INPUT ::
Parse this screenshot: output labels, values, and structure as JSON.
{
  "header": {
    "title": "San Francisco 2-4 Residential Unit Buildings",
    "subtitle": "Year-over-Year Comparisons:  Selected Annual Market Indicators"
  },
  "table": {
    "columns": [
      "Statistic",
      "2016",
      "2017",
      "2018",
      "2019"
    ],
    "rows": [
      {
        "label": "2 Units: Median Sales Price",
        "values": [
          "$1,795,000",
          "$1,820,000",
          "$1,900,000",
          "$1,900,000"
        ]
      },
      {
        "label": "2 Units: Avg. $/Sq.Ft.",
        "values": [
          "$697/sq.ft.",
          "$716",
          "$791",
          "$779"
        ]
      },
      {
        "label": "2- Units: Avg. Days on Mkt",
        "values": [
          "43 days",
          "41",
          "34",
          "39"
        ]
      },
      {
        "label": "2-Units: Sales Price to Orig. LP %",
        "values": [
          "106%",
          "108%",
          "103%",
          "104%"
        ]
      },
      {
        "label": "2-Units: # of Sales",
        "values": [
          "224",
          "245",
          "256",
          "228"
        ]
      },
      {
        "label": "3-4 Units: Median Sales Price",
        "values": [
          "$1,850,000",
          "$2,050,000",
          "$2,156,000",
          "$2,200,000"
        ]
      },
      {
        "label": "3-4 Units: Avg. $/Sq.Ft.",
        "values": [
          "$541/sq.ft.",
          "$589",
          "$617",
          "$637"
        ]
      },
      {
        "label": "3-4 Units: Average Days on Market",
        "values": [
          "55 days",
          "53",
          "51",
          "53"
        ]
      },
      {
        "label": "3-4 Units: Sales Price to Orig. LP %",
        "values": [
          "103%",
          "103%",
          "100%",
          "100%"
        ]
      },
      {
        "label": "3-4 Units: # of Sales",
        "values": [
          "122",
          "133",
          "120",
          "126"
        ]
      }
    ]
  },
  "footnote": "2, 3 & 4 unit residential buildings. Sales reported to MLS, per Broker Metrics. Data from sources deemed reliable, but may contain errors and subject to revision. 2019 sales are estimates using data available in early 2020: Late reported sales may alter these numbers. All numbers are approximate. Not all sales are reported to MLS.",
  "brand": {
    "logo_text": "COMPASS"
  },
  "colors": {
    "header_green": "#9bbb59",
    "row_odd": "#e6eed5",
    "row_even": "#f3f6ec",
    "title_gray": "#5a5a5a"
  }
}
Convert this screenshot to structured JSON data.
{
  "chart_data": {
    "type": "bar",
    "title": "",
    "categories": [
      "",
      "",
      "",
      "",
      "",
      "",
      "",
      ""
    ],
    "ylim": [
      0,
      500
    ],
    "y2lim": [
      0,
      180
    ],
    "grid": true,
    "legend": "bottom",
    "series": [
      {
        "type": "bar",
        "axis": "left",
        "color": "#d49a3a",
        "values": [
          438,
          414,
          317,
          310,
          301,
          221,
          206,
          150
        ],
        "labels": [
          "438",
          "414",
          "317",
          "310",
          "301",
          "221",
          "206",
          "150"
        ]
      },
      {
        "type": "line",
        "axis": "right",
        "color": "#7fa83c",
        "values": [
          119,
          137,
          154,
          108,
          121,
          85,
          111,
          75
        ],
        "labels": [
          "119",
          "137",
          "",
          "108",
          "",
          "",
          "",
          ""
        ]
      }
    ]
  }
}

WHAT TO WORK ON :: Take the listing above and set it down exactly.

FULL OUTPUT ::
Parse this screenshot: output labels, values, and structure as JSON.
{
  "header": {
    "title": "San Francisco 2-4 Residential Unit Buildings",
    "subtitle": "Year-over-Year Comparisons:  Selected Annual Market Indicators"
  },
  "table": {
    "columns": [
      "Statistic",
      "2016",
      "2017",
      "2018",
      "2019"
    ],
    "rows": [
      {
        "label": "2 Units: Median Sales Price",
        "values": [
          "$1,795,000",
          "$1,820,000",
          "$1,900,000",
          "$1,900,000"
        ]
      },
      {
        "label": "2 Units: Avg. $/Sq.Ft.",
        "values": [
          "$697/sq.ft.",
          "$716",
          "$791",
          "$779"
        ]
      },
      {
        "label": "2- Units: Avg. Days on Mkt",
        "values": [
          "43 days",
          "41",
          "34",
          "39"
        ]
      },
      {
        "label": "2-Units: Sales Price to Orig. LP %",
        "values": [
          "106%",
          "108%",
          "103%",
          "104%"
        ]
      },
      {
        "label": "2-Units: # of Sales",
        "values": [
          "224",
          "245",
          "256",
          "228"
        ]
      },
      {
        "label": "3-4 Units: Median Sales Price",
        "values": [
          "$1,850,000",
          "$2,050,000",
          "$2,156,000",
          "$2,200,000"
        ]
      },
      {
        "label": "3-4 Units: Avg. $/Sq.Ft.",
        "values": [
          "$541/sq.ft.",
          "$589",
          "$617",
          "$637"
        ]
      },
      {
        "label": "3-4 Units: Average Days on Market",
        "values": [
          "55 days",
          "53",
          "51",
          "53"
        ]
      },
      {
        "label": "3-4 Units: Sales Price to Orig. LP %",
        "values": [
          "103%",
          "103%",
          "100%",
          "100%"
        ]
      },
      {
        "label": "3-4 Units: # of Sales",
        "values": [
          "122",
          "133",
          "120",
          "126"
        ]
      }
    ]
  },
  "footnote": "2, 3 & 4 unit residential buildings. Sales reported to MLS, per Broker Metrics. Data from sources deemed reliable, but may contain errors and subject to revision. 2019 sales are estimates using data available in early 2020: Late reported sales may alter these numbers. All numbers are approximate. Not all sales are reported to MLS.",
  "brand": {
    "logo_text": "COMPASS"
  },
  "colors": {
    "header_green": "#9bbb59",
    "row_odd": "#e6eed5",
    "row_even": "#f3f6ec",
    "title_gray": "#5a5a5a"
  }
}
Convert this screenshot to structured JSON data.
{
  "chart_data": {
    "type": "bar",
    "title": "",
    "categories": [
      "",
      "",
      "",
      "",
      "",
      "",
      "",
      ""
    ],
    "ylim": [
      0,
      500
    ],
    "y2lim": [
      0,
      180
    ],
    "grid": true,
    "legend": "bottom",
    "series": [
      {
        "type": "bar",
        "axis": "left",
        "color": "#d49a3a",
        "values": [
          438,
          414,
          317,
          310,
          301,
          221,
          206,
          150
        ],
        "labels": [
          "438",
          "414",
          "317",
          "310",
          "301",
          "221",
          "206",
          "150"
        ]
      },
      {
        "type": "line",
        "axis": "right",
        "color": "#7fa83c",
        "values": [
          119,
          137,
          154,
          108,
          121,
          85,
          111,
          75
        ],
        "labels": [
          "119",
          "137",
          "",
          "108",
          "",
          "",
          "",
          ""
        ]
      }
    ]
  }
}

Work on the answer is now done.